**Stated goal:**
Write the data out again in full, with no departure from the original.

**Dataset extract:**

-=-=-=-=-

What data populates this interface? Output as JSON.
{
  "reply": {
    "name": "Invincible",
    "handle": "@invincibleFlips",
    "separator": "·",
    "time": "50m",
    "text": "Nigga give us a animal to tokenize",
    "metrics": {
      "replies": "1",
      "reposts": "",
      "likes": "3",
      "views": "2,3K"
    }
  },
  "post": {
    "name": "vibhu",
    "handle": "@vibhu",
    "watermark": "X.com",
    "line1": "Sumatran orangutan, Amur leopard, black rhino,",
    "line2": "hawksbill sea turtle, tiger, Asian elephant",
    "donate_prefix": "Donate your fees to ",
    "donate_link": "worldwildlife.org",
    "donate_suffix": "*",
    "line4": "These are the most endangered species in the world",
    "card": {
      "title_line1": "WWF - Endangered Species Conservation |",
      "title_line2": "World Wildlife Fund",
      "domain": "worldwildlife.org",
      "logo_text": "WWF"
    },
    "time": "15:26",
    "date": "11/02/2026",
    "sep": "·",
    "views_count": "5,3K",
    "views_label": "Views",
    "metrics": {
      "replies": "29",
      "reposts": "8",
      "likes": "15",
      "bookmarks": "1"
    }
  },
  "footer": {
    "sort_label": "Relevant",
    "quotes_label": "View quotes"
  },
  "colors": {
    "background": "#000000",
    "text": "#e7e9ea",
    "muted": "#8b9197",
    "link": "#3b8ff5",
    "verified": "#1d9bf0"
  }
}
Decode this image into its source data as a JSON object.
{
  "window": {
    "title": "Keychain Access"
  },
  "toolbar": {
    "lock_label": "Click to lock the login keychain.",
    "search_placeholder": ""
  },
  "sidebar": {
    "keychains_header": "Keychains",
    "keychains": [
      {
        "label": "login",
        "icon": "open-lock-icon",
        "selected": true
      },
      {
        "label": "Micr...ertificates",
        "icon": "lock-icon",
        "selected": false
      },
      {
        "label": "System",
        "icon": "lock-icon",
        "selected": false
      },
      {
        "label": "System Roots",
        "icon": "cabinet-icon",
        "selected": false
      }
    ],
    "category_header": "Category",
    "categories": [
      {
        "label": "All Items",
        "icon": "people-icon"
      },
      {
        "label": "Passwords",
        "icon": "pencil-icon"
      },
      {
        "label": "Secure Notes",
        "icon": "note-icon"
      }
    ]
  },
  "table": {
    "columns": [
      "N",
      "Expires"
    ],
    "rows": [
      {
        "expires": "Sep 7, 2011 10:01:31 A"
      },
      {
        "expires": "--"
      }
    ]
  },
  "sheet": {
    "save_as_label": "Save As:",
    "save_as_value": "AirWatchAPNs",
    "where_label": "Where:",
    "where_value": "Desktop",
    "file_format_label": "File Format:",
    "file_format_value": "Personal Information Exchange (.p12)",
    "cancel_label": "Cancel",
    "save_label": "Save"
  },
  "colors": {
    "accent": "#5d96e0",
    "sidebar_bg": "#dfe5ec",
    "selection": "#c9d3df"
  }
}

-=-=-=-=-

**Result of the exercise:**
What data populates this interface? Output as JSON.
{
  "reply": {
    "name": "Invincible",
    "handle": "@invincibleFlips",
    "separator": "·",
    "time": "50m",
    "text": "Nigga give us a animal to tokenize",
    "metrics": {
      "replies": "1",
      "reposts": "",
      "likes": "3",
      "views": "2,3K"
    }
  },
  "post": {
    "name": "vibhu",
    "handle": "@vibhu",
    "watermark": "X.com",
    "line1": "Sumatran orangutan, Amur leopard, black rhino,",
    "line2": "hawksbill sea turtle, tiger, Asian elephant",
    "donate_prefix": "Donate your fees to ",
    "donate_link": "worldwildlife.org",
    "donate_suffix": "*",
    "line4": "These are the most endangered species in the world",
    "card": {
      "title_line1": "WWF - Endangered Species Conservation |",
      "title_line2": "World Wildlife Fund",
      "domain": "worldwildlife.org",
      "logo_text": "WWF"
    },
    "time": "15:26",
    "date": "11/02/2026",
    "sep": "·",
    "views_count": "5,3K",
    "views_label": "Views",
    "metrics": {
      "replies": "29",
      "reposts": "8",
      "likes": "15",
      "bookmarks": "1"
    }
  },
  "footer": {
    "sort_label": "Relevant",
    "quotes_label": "View quotes"
  },
  "colors": {
    "background": "#000000",
    "text": "#e7e9ea",
    "muted": "#8b9197",
    "link": "#3b8ff5",
    "verified": "#1d9bf0"
  }
}
Decode this image into its source data as a JSON object.
{
  "window": {
    "title": "Keychain Access"
  },
  "toolbar": {
    "lock_label": "Click to lock the login keychain.",
    "search_placeholder": ""
  },
  "sidebar": {
    "keychains_header": "Keychains",
    "keychains": [
      {
        "label": "login",
        "icon": "open-lock-icon",
        "selected": true
      },
      {
        "label": "Micr...ertificates",
        "icon": "lock-icon",
        "selected": false
      },
      {
        "label": "System",
        "icon": "lock-icon",
        "selected": false
      },
      {
        "label": "System Roots",
        "icon": "cabinet-icon",
        "selected": false
      }
    ],
    "category_header": "Category",
    "categories": [
      {
        "label": "All Items",
        "icon": "people-icon"
      },
      {
        "label": "Passwords",
        "icon": "pencil-icon"
      },
      {
        "label": "Secure Notes",
        "icon": "note-icon"
      }
    ]
  },
  "table": {
    "columns": [
      "N",
      "Expires"
    ],
    "rows": [
      {
        "expires": "Sep 7, 2011 10:01:31 A"
      },
      {
        "expires": "--"
      }
    ]
  },
  "sheet": {
    "save_as_label": "Save As:",
    "save_as_value": "AirWatchAPNs",
    "where_label": "Where:",
    "where_value": "Desktop",
    "file_format_label": "File Format:",
    "file_format_value": "Personal Information Exchange (.p12)",
    "cancel_label": "Cancel",
    "save_label": "Save"
  },
  "colors": {
    "accent": "#5d96e0",
    "sidebar_bg": "#dfe5ec",
    "selection": "#c9d3df"
  }
}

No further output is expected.